(Chart and figure data)
──────────

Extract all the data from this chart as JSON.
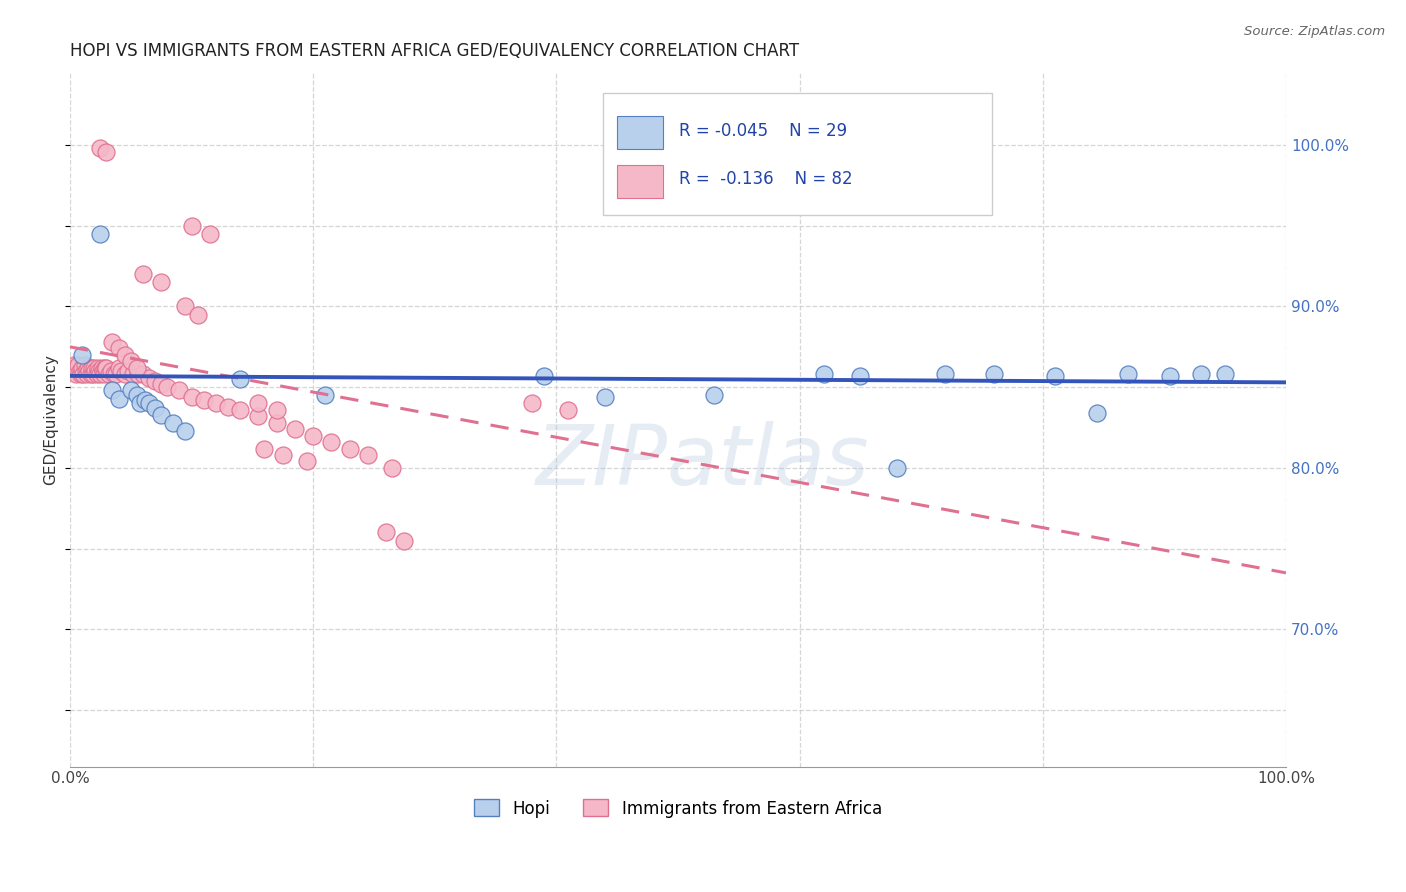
{
  "title": "HOPI VS IMMIGRANTS FROM EASTERN AFRICA GED/EQUIVALENCY CORRELATION CHART",
  "source": "Source: ZipAtlas.com",
  "ylabel": "GED/Equivalency",
  "xlim": [
    0.0,
    1.0
  ],
  "ylim": [
    0.615,
    1.045
  ],
  "ytick_vals_right": [
    0.7,
    0.8,
    0.9,
    1.0
  ],
  "ytick_labels_right": [
    "70.0%",
    "80.0%",
    "90.0%",
    "100.0%"
  ],
  "hopi_color": "#b8d0ec",
  "eastern_africa_color": "#f5b8c8",
  "hopi_edge_color": "#5580c0",
  "eastern_africa_edge_color": "#e07090",
  "hopi_line_color": "#3355bb",
  "eastern_africa_line_color": "#e07090",
  "watermark": "ZIPatlas",
  "hopi_x": [
    0.01,
    0.025,
    0.035,
    0.04,
    0.05,
    0.055,
    0.058,
    0.062,
    0.065,
    0.07,
    0.075,
    0.085,
    0.095,
    0.14,
    0.21,
    0.39,
    0.44,
    0.53,
    0.62,
    0.65,
    0.68,
    0.72,
    0.76,
    0.81,
    0.845,
    0.87,
    0.905,
    0.93,
    0.95
  ],
  "hopi_y": [
    0.87,
    0.945,
    0.848,
    0.843,
    0.848,
    0.845,
    0.84,
    0.842,
    0.84,
    0.837,
    0.833,
    0.828,
    0.823,
    0.855,
    0.845,
    0.857,
    0.844,
    0.845,
    0.858,
    0.857,
    0.8,
    0.858,
    0.858,
    0.857,
    0.834,
    0.858,
    0.857,
    0.858,
    0.858
  ],
  "eastern_africa_x": [
    0.002,
    0.003,
    0.004,
    0.005,
    0.006,
    0.007,
    0.008,
    0.009,
    0.01,
    0.011,
    0.012,
    0.013,
    0.014,
    0.015,
    0.016,
    0.017,
    0.018,
    0.019,
    0.02,
    0.021,
    0.022,
    0.023,
    0.024,
    0.025,
    0.026,
    0.027,
    0.028,
    0.029,
    0.03,
    0.032,
    0.034,
    0.036,
    0.038,
    0.04,
    0.042,
    0.045,
    0.048,
    0.052,
    0.056,
    0.06,
    0.065,
    0.07,
    0.075,
    0.08,
    0.09,
    0.1,
    0.11,
    0.12,
    0.13,
    0.14,
    0.155,
    0.17,
    0.185,
    0.2,
    0.215,
    0.23,
    0.245,
    0.265,
    0.155,
    0.17,
    0.1,
    0.115,
    0.06,
    0.075,
    0.095,
    0.105,
    0.035,
    0.04,
    0.045,
    0.05,
    0.055,
    0.025,
    0.03,
    0.38,
    0.41,
    0.26,
    0.275,
    0.16,
    0.175,
    0.195
  ],
  "eastern_africa_y": [
    0.862,
    0.864,
    0.86,
    0.858,
    0.862,
    0.864,
    0.86,
    0.858,
    0.862,
    0.858,
    0.864,
    0.86,
    0.858,
    0.862,
    0.86,
    0.858,
    0.862,
    0.858,
    0.862,
    0.86,
    0.858,
    0.862,
    0.86,
    0.858,
    0.862,
    0.86,
    0.858,
    0.862,
    0.862,
    0.858,
    0.86,
    0.858,
    0.858,
    0.862,
    0.86,
    0.858,
    0.86,
    0.858,
    0.858,
    0.858,
    0.856,
    0.854,
    0.852,
    0.85,
    0.848,
    0.844,
    0.842,
    0.84,
    0.838,
    0.836,
    0.832,
    0.828,
    0.824,
    0.82,
    0.816,
    0.812,
    0.808,
    0.8,
    0.84,
    0.836,
    0.95,
    0.945,
    0.92,
    0.915,
    0.9,
    0.895,
    0.878,
    0.874,
    0.87,
    0.866,
    0.862,
    0.998,
    0.996,
    0.84,
    0.836,
    0.76,
    0.755,
    0.812,
    0.808,
    0.804
  ]
}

──────────

> _THE REQUEST_
Leave out the pictures and copy the rest of the material above exactly.

> _THE SOLUTION_
Extract all the data from this chart as JSON.
{
  "title": "HOPI VS IMMIGRANTS FROM EASTERN AFRICA GED/EQUIVALENCY CORRELATION CHART",
  "source": "Source: ZipAtlas.com",
  "ylabel": "GED/Equivalency",
  "xlim": [
    0.0,
    1.0
  ],
  "ylim": [
    0.615,
    1.045
  ],
  "ytick_vals_right": [
    0.7,
    0.8,
    0.9,
    1.0
  ],
  "ytick_labels_right": [
    "70.0%",
    "80.0%",
    "90.0%",
    "100.0%"
  ],
  "hopi_color": "#b8d0ec",
  "eastern_africa_color": "#f5b8c8",
  "hopi_edge_color": "#5580c0",
  "eastern_africa_edge_color": "#e07090",
  "hopi_line_color": "#3355bb",
  "eastern_africa_line_color": "#e07090",
  "watermark": "ZIPatlas",
  "hopi_x": [
    0.01,
    0.025,
    0.035,
    0.04,
    0.05,
    0.055,
    0.058,
    0.062,
    0.065,
    0.07,
    0.075,
    0.085,
    0.095,
    0.14,
    0.21,
    0.39,
    0.44,
    0.53,
    0.62,
    0.65,
    0.68,
    0.72,
    0.76,
    0.81,
    0.845,
    0.87,
    0.905,
    0.93,
    0.95
  ],
  "hopi_y": [
    0.87,
    0.945,
    0.848,
    0.843,
    0.848,
    0.845,
    0.84,
    0.842,
    0.84,
    0.837,
    0.833,
    0.828,
    0.823,
    0.855,
    0.845,
    0.857,
    0.844,
    0.845,
    0.858,
    0.857,
    0.8,
    0.858,
    0.858,
    0.857,
    0.834,
    0.858,
    0.857,
    0.858,
    0.858
  ],
  "eastern_africa_x": [
    0.002,
    0.003,
    0.004,
    0.005,
    0.006,
    0.007,
    0.008,
    0.009,
    0.01,
    0.011,
    0.012,
    0.013,
    0.014,
    0.015,
    0.016,
    0.017,
    0.018,
    0.019,
    0.02,
    0.021,
    0.022,
    0.023,
    0.024,
    0.025,
    0.026,
    0.027,
    0.028,
    0.029,
    0.03,
    0.032,
    0.034,
    0.036,
    0.038,
    0.04,
    0.042,
    0.045,
    0.048,
    0.052,
    0.056,
    0.06,
    0.065,
    0.07,
    0.075,
    0.08,
    0.09,
    0.1,
    0.11,
    0.12,
    0.13,
    0.14,
    0.155,
    0.17,
    0.185,
    0.2,
    0.215,
    0.23,
    0.245,
    0.265,
    0.155,
    0.17,
    0.1,
    0.115,
    0.06,
    0.075,
    0.095,
    0.105,
    0.035,
    0.04,
    0.045,
    0.05,
    0.055,
    0.025,
    0.03,
    0.38,
    0.41,
    0.26,
    0.275,
    0.16,
    0.175,
    0.195
  ],
  "eastern_africa_y": [
    0.862,
    0.864,
    0.86,
    0.858,
    0.862,
    0.864,
    0.86,
    0.858,
    0.862,
    0.858,
    0.864,
    0.86,
    0.858,
    0.862,
    0.86,
    0.858,
    0.862,
    0.858,
    0.862,
    0.86,
    0.858,
    0.862,
    0.86,
    0.858,
    0.862,
    0.86,
    0.858,
    0.862,
    0.862,
    0.858,
    0.86,
    0.858,
    0.858,
    0.862,
    0.86,
    0.858,
    0.86,
    0.858,
    0.858,
    0.858,
    0.856,
    0.854,
    0.852,
    0.85,
    0.848,
    0.844,
    0.842,
    0.84,
    0.838,
    0.836,
    0.832,
    0.828,
    0.824,
    0.82,
    0.816,
    0.812,
    0.808,
    0.8,
    0.84,
    0.836,
    0.95,
    0.945,
    0.92,
    0.915,
    0.9,
    0.895,
    0.878,
    0.874,
    0.87,
    0.866,
    0.862,
    0.998,
    0.996,
    0.84,
    0.836,
    0.76,
    0.755,
    0.812,
    0.808,
    0.804
  ]
}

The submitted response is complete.